▸ Stored dataset items
= = =
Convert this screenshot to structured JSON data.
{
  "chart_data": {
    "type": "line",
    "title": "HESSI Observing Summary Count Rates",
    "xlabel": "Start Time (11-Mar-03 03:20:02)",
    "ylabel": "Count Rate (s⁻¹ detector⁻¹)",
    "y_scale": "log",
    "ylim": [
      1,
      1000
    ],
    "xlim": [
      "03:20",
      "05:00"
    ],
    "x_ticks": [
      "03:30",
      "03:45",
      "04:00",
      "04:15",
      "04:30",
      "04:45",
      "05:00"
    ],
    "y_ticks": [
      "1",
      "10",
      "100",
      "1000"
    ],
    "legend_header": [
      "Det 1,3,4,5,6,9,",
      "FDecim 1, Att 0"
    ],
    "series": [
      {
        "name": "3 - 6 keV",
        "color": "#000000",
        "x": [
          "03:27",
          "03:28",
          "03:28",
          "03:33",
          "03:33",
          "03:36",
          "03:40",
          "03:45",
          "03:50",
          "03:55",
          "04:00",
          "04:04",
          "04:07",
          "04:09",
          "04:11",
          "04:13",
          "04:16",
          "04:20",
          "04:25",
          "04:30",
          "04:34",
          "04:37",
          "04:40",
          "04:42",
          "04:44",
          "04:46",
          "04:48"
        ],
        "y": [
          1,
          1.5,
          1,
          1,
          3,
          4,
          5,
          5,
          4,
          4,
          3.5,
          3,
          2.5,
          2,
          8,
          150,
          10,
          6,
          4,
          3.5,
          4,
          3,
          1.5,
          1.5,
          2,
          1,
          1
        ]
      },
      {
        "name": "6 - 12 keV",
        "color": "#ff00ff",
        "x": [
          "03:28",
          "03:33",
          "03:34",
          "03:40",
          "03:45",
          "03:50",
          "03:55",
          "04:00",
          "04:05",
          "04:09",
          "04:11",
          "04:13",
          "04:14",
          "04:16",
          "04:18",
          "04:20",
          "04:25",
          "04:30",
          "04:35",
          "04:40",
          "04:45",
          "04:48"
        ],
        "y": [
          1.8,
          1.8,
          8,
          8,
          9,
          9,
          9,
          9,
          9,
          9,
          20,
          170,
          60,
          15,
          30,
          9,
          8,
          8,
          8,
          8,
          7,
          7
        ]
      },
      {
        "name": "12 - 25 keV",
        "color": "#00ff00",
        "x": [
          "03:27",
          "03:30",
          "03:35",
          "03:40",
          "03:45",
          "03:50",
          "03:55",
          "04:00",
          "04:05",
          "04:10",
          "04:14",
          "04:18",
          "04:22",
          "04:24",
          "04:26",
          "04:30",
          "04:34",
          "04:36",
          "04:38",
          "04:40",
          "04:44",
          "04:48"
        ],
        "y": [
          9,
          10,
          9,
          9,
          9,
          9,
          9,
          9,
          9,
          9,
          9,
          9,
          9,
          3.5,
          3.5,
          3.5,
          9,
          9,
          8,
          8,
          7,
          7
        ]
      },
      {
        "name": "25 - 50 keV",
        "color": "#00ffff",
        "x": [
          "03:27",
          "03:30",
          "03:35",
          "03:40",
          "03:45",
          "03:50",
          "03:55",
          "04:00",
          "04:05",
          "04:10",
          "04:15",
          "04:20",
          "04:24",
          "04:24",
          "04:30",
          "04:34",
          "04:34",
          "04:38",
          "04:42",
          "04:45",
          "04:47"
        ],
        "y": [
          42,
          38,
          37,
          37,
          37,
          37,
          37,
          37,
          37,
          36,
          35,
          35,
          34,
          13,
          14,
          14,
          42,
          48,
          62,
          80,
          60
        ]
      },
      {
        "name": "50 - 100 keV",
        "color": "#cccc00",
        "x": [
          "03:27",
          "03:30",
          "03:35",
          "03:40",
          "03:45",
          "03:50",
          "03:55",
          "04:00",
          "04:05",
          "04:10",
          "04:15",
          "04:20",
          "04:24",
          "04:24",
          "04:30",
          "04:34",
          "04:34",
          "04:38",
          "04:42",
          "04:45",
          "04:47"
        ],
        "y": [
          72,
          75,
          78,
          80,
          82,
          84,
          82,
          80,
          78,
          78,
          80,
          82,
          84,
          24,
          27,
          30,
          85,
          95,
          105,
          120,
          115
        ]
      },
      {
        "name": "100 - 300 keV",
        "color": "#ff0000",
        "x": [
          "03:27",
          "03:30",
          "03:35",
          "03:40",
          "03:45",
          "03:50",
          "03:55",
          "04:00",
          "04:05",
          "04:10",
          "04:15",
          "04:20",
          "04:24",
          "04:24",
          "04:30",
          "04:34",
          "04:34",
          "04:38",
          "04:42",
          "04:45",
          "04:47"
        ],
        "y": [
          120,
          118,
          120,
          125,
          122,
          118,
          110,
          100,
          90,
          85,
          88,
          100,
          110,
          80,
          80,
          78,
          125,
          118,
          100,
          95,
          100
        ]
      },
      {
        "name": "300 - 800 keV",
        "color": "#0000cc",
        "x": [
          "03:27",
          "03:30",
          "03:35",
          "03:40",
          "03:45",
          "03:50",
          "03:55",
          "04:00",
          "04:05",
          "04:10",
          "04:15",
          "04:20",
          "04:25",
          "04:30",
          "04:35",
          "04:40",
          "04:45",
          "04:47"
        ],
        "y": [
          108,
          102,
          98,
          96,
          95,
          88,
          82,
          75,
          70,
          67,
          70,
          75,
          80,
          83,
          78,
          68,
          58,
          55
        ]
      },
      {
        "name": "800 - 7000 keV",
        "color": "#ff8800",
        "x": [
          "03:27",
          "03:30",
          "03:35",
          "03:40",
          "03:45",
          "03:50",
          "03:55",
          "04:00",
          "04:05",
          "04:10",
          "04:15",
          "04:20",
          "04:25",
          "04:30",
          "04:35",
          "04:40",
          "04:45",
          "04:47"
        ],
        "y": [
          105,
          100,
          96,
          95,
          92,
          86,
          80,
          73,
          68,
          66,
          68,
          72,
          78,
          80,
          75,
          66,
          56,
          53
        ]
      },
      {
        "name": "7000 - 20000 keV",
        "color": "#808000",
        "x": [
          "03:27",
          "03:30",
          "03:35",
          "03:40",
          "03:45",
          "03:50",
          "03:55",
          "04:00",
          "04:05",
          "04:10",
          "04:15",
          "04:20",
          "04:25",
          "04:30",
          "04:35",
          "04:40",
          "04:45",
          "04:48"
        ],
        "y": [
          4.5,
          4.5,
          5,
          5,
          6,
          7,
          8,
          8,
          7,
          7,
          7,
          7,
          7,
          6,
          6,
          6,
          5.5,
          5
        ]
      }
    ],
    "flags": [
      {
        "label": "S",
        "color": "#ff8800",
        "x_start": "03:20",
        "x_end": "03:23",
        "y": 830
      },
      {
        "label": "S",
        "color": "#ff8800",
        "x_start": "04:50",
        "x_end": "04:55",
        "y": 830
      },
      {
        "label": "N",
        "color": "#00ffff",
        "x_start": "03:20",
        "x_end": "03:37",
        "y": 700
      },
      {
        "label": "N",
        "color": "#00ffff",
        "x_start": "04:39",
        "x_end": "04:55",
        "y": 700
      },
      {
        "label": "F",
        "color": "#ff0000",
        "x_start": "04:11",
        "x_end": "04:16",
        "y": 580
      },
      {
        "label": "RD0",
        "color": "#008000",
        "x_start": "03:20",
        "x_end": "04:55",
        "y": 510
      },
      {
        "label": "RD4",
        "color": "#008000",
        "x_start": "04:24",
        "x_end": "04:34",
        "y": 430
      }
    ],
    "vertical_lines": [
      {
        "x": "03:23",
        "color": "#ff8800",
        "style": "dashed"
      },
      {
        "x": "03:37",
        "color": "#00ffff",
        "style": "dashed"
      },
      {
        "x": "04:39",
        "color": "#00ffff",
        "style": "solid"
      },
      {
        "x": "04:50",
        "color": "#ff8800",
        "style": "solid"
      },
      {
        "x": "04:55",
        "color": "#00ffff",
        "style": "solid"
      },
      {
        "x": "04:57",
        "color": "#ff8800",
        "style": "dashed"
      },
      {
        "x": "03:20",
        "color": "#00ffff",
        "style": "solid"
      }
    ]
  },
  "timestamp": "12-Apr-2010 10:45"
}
= = =
Read the entries and select each line where the word "Count" is found.

▸ SOLUTION
    "title": "HESSI Observing Summary Count Rates",
    "ylabel": "Count Rate (s⁻¹ detector⁻¹)",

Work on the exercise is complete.